Patent Abstract:
Wheel disc, comprising a radially outer circular assembling part, a radially inner fixing and centering part with a bearing region comprising a given number of fixing apertures and ending radially inwardly with a centering vent, and arms connecting the inner and outer parts, each arm being disposed substantially opposite to one of the fixing apertures and the radially inner free edges of the radially outer circular part defining with the lateral free edges of the arms perforations, in which, in order to reinforce each arm mechanically, a pocket is housed, set back axially inwards relative to the outer face of the disc and in which a yoke connects each arm to the centering vent.

Full Description:
This application is a continuation of International Application PCT/EP02/13078 filed on Nov. 21, 2002 and which claims priority of Patent Application Serial No. 01/15560 filed in France on Nov. 23, 2001, the entire content of which is hereby incorporated by reference. 

   BACKGROUND OF THE INVENTION 
   The invention relates to a motor vehicle wheel disc with arms, in particular for passenger car, formed in one piece from embossed sheet metal, which represents an excellent compromise in terms of weight, cost, style or freedom of possible added styling (decorative wheel cover for example). 
   In the designing of a sheet metal wheel for a motor vehicle, the general aim is to optimise the weight and cost of such a product. The development of embossing techniques, numeric simulation means, and materials has led to great progress over the last few years. However, the majority of products has remained within the concept of a substantially axisymmetric disc (i.e. one whose cross-sectional profile is virtually fixed in form), comprising perforations and sometimes embossing in the upper part. 
   This type of profile does not give the product a very enhanced style or image, which explains in most cases why manufacturers resort to a decorative wheel cover placed on the product when it is mounted on the vehicle. 
   One can count several attempts to create style directly from the sheet metal forming the wheel disc by forming deep embossed areas forming stiffeners and/or a particular assembly of the disc with the rim (under-seat, “full-face” assembly (i.e. disc whose radially outer edge includes the outer flange and seat of the rim), with the rim welded at the end, etc.) and sometimes associated with effects connected to painting. These attempts have not yet led to generalisation for reasons of excessive weight or difficulties in execution. 
   In general, the market for styled wheels for passenger cars is confined to the use of aluminium alloys. The process of manufacture (moulding, forging etc.) of these discs allows very broad freedom of style at reasonable weights, but has the disadvantage of being 4 to 8 (even 10) times more expensive. 
   The specification of DE 201 08 995-U discloses a wheel whose disc is formed from a single piece of embossed sheet metal, with an outer face and an inner face. This disc has a radially outer circular assembling part intended to be connected to a rim, a radially inner part for fixing and centering to a wheel hub with a bearing area having a given number of fixing apertures and ending radially inwardly with an edge which is turned axially outwardly or centering vent (aperture), and spokes connecting the inner and outer parts, each arm being disposed substantially opposite to one of the fixing apertures and the radially inner free edges of the radially outer circular part defining perforations with the free lateral edges of the arms. This disc has a substantially circular, plane bearing region and each arm comprises two lateral stiffening elements which extend radially from the bearing area to the radially outer circular assembly part and are disposed on either side of an intermediate strip axially set back towards the interior of the disc.

● Short exercise 1: Can you restate the paragraph of the wheel disc patent text that begins "In general, the market for styled wheels" in two shorter sentences, keeping its main facts?
● Short exercise 2: According to the wheel disc patent text, on what date was International Application PCT/EP02/13078 filed?
● Short exercise 3: Proceed with the wheel disc patent text, picking up after its last sentence.
The records are separate material and have no connection to the wheel disc patent text.

Annotated region listings

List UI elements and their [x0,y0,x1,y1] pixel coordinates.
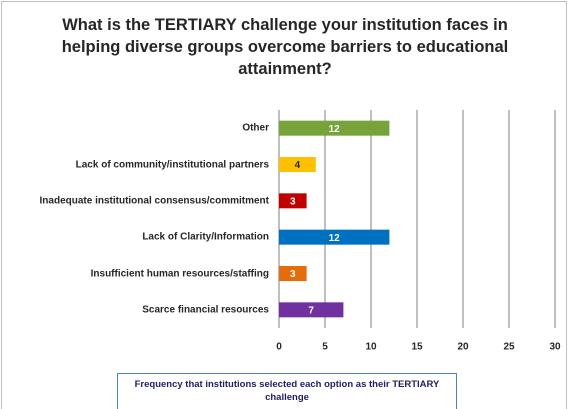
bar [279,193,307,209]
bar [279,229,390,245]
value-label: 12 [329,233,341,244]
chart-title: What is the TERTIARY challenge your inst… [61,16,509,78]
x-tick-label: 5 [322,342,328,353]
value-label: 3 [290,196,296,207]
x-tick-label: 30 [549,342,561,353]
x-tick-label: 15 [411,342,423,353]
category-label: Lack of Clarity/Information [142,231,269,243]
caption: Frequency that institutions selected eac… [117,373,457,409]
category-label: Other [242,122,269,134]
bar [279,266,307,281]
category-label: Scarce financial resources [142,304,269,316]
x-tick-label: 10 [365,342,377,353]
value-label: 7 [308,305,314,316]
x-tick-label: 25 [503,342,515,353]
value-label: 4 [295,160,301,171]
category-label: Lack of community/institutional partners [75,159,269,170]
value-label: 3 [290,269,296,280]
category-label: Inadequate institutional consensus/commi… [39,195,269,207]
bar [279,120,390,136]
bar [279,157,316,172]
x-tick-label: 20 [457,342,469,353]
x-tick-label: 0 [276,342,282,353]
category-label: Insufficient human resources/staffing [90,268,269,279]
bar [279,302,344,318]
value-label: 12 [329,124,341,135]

● Task answer 1: Styled passenger car wheels are largely limited to aluminum alloys. Their manufacturing processes, such as molding and forging, allow broad freedom of style at reasonable weights but cost 4 to 8, or even 10, times more.

● Task answer 2: Nov. 21, 2002.

● Task answer 3:
   Although freedom of styling either bare or with an attached part (decorative wheel cover for example) is apparently obtained, such a disc has the disadvantage of requiring a relatively thick sheet metal to be able to withstand the forces to which it is subjected during operation, in particular in the joining region between the arms and the radially inner part for fixing and centering the disc. 
   Hereinafter:
         the “outer face” of the disc will refer to the surface of revolution generated by rotation about the axis of rotation of the disc of the regions of the disc disposed axially outermost;   the “internal face” of the disc, to the side of the disc oriented inwards, in particular the internal face of the bearing region is intended to come into contact with the outer surface of the wheel hub to which the disc is to be fixed;   and the “external face” of the disc, to the side of the disc oriented outwards, which side is visible when the wheel is mounted on the vehicle.       

   SUMMARY OF THE INVENTION 
   The object of the invention is a similar wheel disc in which, in order to reinforce each arm mechanically, a pocket is housed in a position set back axially inwardly relative to the outer face of the disc, the pocket extending radially from the centering vent and including a fixing aperture and the adjacent part of the bearing region, along the central part of the arms and as far as the outer circular assembling part and in which the outer face connects each arm to the centering vent by a yoke offset axially outwardly relative to the bearing region. 
   The particular geometry of the radially inner part for fixing and centering the disc has the advantage of reducing the stress peaks withstood by this region during operation. 
   According to an advantageous embodiment, and taking into account a median axial plane between two adjacent fixing apertures, the axial distance separating the internal face of the yokes and the internal face of the bearing region is at all points greater than the initial thickness of the sheet metal forming the wheel disc. 
   Preferably, each pocket has a floor and a single closed side surrounding the floor. Each pocket therefore has a closed geometry. 
   According to a preferred embodiment, the arms have lateral edges turned down towards the inner face of the disc and have a section substantially in the shape of an M. It is advantageous if at a given radial distance, the lateral edges are offset axially outwardly relative to the inner face of the floor of the pocket of the arm. This arrangement has the advantage of limiting the consequences of pressure peaks on the arms during operation by preventing these pressure peaks from being transmitted to the more sensitive cut-out edges. 
   According to another preferred feature of the invention, the edges of the perforations are obtained by punching sheet metal and then folding down towards the internal face of the disc. This has the advantage of releasing a maximum of the perforated area and to ensure that no cut-out face is visible from the outer side. 
   Furthermore the aesthetic thus obtained is pleasing and the strong perforation lends, in addition to good ventilation of the brakes, considerable freedom of added style (decorative wheel cover). 
   The pockets may advantageously have a generally flattened oval shape with a width in the circumferential direction decreasing continuously from the fixing aperture to the radially outer circular part. In the same way, the pockets may have a depth which decreases continuously from the radially inner part to the radially outer circular part. The width, section and bending-resistance of the arms in the circumferential direction may also advantageously continuously decrease from the radially inner part to the radially outer circular part. 
   The object of these arrangements is to distribute the material in the best way in the arm where it is needed to reduce pressures during operation according to the stresses to which the arm is subjected.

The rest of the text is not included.